**Your objective:**
Output all the entries word for word. Omit the pictures.

**Input material:**
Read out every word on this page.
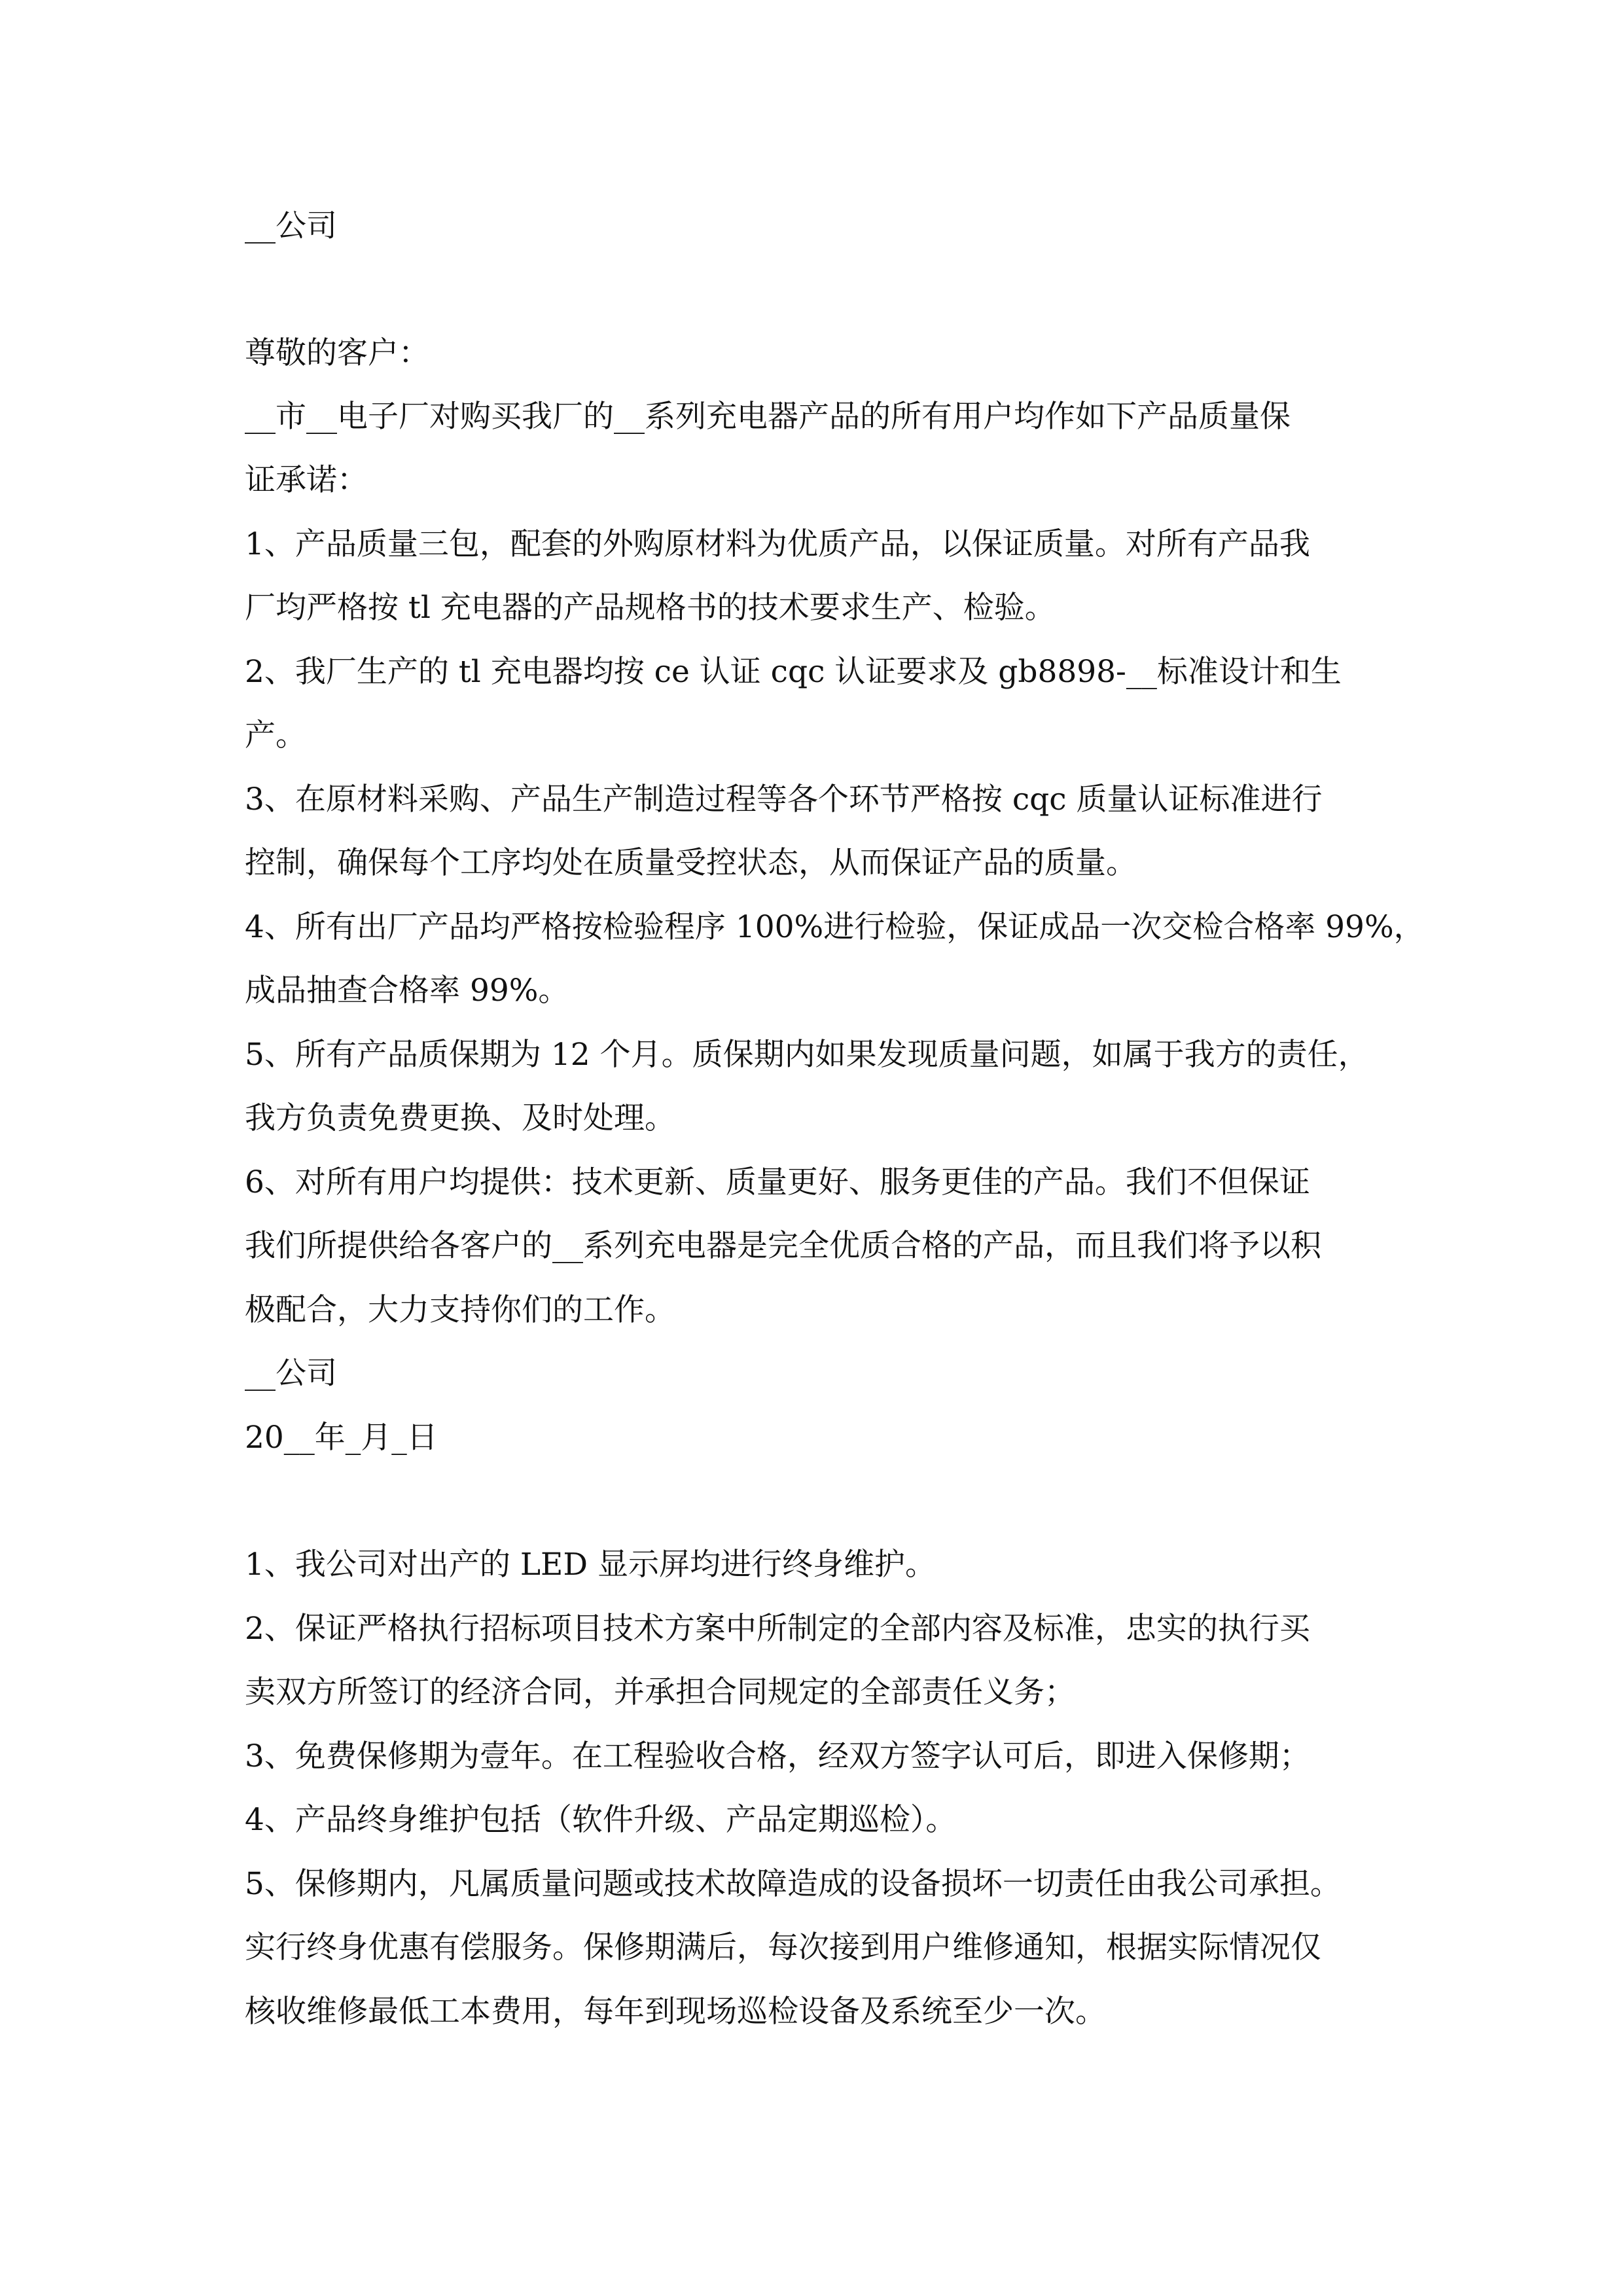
__公司

尊敬的客户：

__市__电子厂对购买我厂的__系列充电器产品的所有用户均作如下产品质量保

证承诺：

1、产品质量三包，配套的外购原材料为优质产品，以保证质量。对所有产品我

厂均严格按 tl 充电器的产品规格书的技术要求生产、检验。

2、我厂生产的 tl 充电器均按 ce 认证 cqc 认证要求及 gb8898-__标准设计和生

产。

3、在原材料采购、产品生产制造过程等各个环节严格按 cqc 质量认证标准进行

控制，确保每个工序均处在质量受控状态，从而保证产品的质量。

4、所有出厂产品均严格按检验程序 100%进行检验，保证成品一次交检合格率 99%，

成品抽查合格率 99%。

5、所有产品质保期为 12 个月。质保期内如果发现质量问题，如属于我方的责任，

我方负责免费更换、及时处理。

6、对所有用户均提供：技术更新、质量更好、服务更佳的产品。我们不但保证

我们所提供给各客户的__系列充电器是完全优质合格的产品，而且我们将予以积

极配合，大力支持你们的工作。

__公司

20__年_月_日

1、我公司对出产的 LED 显示屏均进行终身维护。

2、保证严格执行招标项目技术方案中所制定的全部内容及标准，忠实的执行买

卖双方所签订的经济合同，并承担合同规定的全部责任义务；

3、免费保修期为壹年。在工程验收合格，经双方签字认可后，即进入保修期；

4、产品终身维护包括（软件升级、产品定期巡检）。

5、保修期内，凡属质量问题或技术故障造成的设备损坏一切责任由我公司承担。

实行终身优惠有偿服务。保修期满后，每次接到用户维修通知，根据实际情况仅

核收维修最低工本费用，每年到现场巡检设备及系统至少一次。
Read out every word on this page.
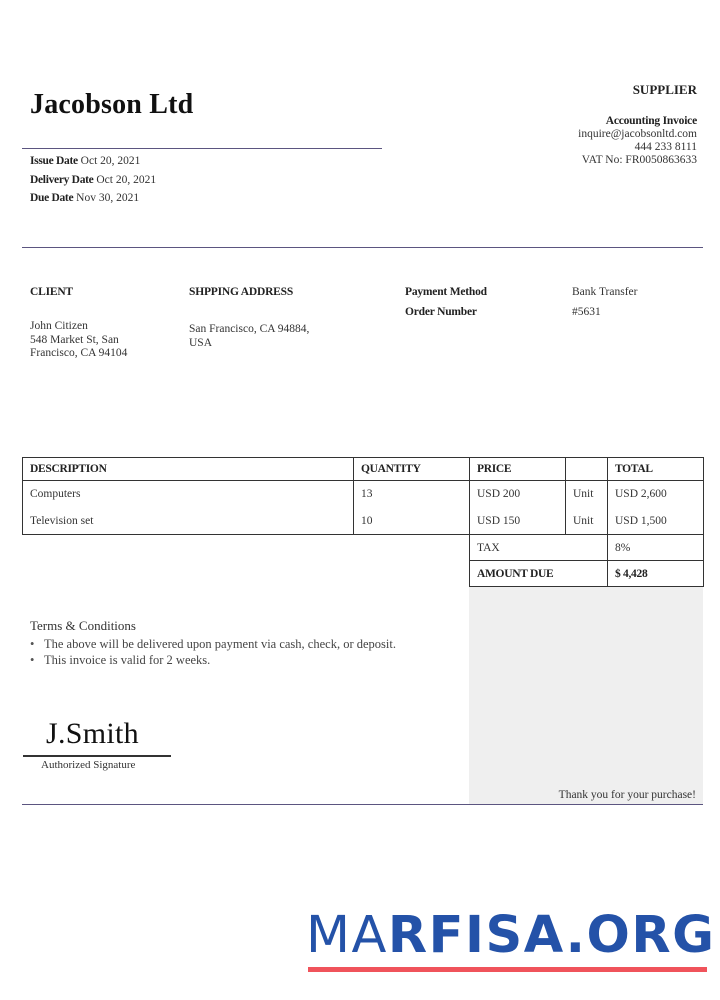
Jacobson Ltd
Issue Date Oct 20, 2021
Delivery Date Oct 20, 2021
Due Date Nov 30, 2021
SUPPLIER
Accounting Invoice
inquire@jacobsonltd.com
444 233 8111
VAT No: FR0050863633
CLIENT
John Citizen
548 Market St, San
Francisco, CA 94104
SHPPING ADDRESS
San Francisco, CA 94884,
USA
Payment Method	Bank Transfer
Order Number	#5631
DESCRIPTION	QUANTITY	PRICE		TOTAL
Computers	13	USD 200	Unit	USD 2,600
Television set	10	USD 150	Unit	USD 1,500
		TAX		8%
		AMOUNT DUE		$ 4,428
Terms & Conditions
• The above will be delivered upon payment via cash, check, or deposit.
• This invoice is valid for 2 weeks.
J.Smith
Authorized Signature
Thank you for your purchase!
MARFISA.ORG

**Full solution:**
Read out every word on this page.
__公司

尊敬的客户：

__市__电子厂对购买我厂的__系列充电器产品的所有用户均作如下产品质量保

证承诺：

1、产品质量三包，配套的外购原材料为优质产品，以保证质量。对所有产品我

厂均严格按 tl 充电器的产品规格书的技术要求生产、检验。

2、我厂生产的 tl 充电器均按 ce 认证 cqc 认证要求及 gb8898-__标准设计和生

产。

3、在原材料采购、产品生产制造过程等各个环节严格按 cqc 质量认证标准进行

控制，确保每个工序均处在质量受控状态，从而保证产品的质量。

4、所有出厂产品均严格按检验程序 100%进行检验，保证成品一次交检合格率 99%，

成品抽查合格率 99%。

5、所有产品质保期为 12 个月。质保期内如果发现质量问题，如属于我方的责任，

我方负责免费更换、及时处理。

6、对所有用户均提供：技术更新、质量更好、服务更佳的产品。我们不但保证

我们所提供给各客户的__系列充电器是完全优质合格的产品，而且我们将予以积

极配合，大力支持你们的工作。

__公司

20__年_月_日

1、我公司对出产的 LED 显示屏均进行终身维护。

2、保证严格执行招标项目技术方案中所制定的全部内容及标准，忠实的执行买

卖双方所签订的经济合同，并承担合同规定的全部责任义务；

3、免费保修期为壹年。在工程验收合格，经双方签字认可后，即进入保修期；

4、产品终身维护包括（软件升级、产品定期巡检）。

5、保修期内，凡属质量问题或技术故障造成的设备损坏一切责任由我公司承担。

实行终身优惠有偿服务。保修期满后，每次接到用户维修通知，根据实际情况仅

核收维修最低工本费用，每年到现场巡检设备及系统至少一次。
Read out every word on this page.
Jacobson Ltd
Issue Date Oct 20, 2021
Delivery Date Oct 20, 2021
Due Date Nov 30, 2021
SUPPLIER
Accounting Invoice
inquire@jacobsonltd.com
444 233 8111
VAT No: FR0050863633
CLIENT
John Citizen
548 Market St, San
Francisco, CA 94104
SHPPING ADDRESS
San Francisco, CA 94884,
USA
Payment Method	Bank Transfer
Order Number	#5631
DESCRIPTION	QUANTITY	PRICE		TOTAL
Computers	13	USD 200	Unit	USD 2,600
Television set	10	USD 150	Unit	USD 1,500
		TAX		8%
		AMOUNT DUE		$ 4,428
Terms & Conditions
• The above will be delivered upon payment via cash, check, or deposit.
• This invoice is valid for 2 weeks.
J.Smith
Authorized Signature
Thank you for your purchase!
MARFISA.ORG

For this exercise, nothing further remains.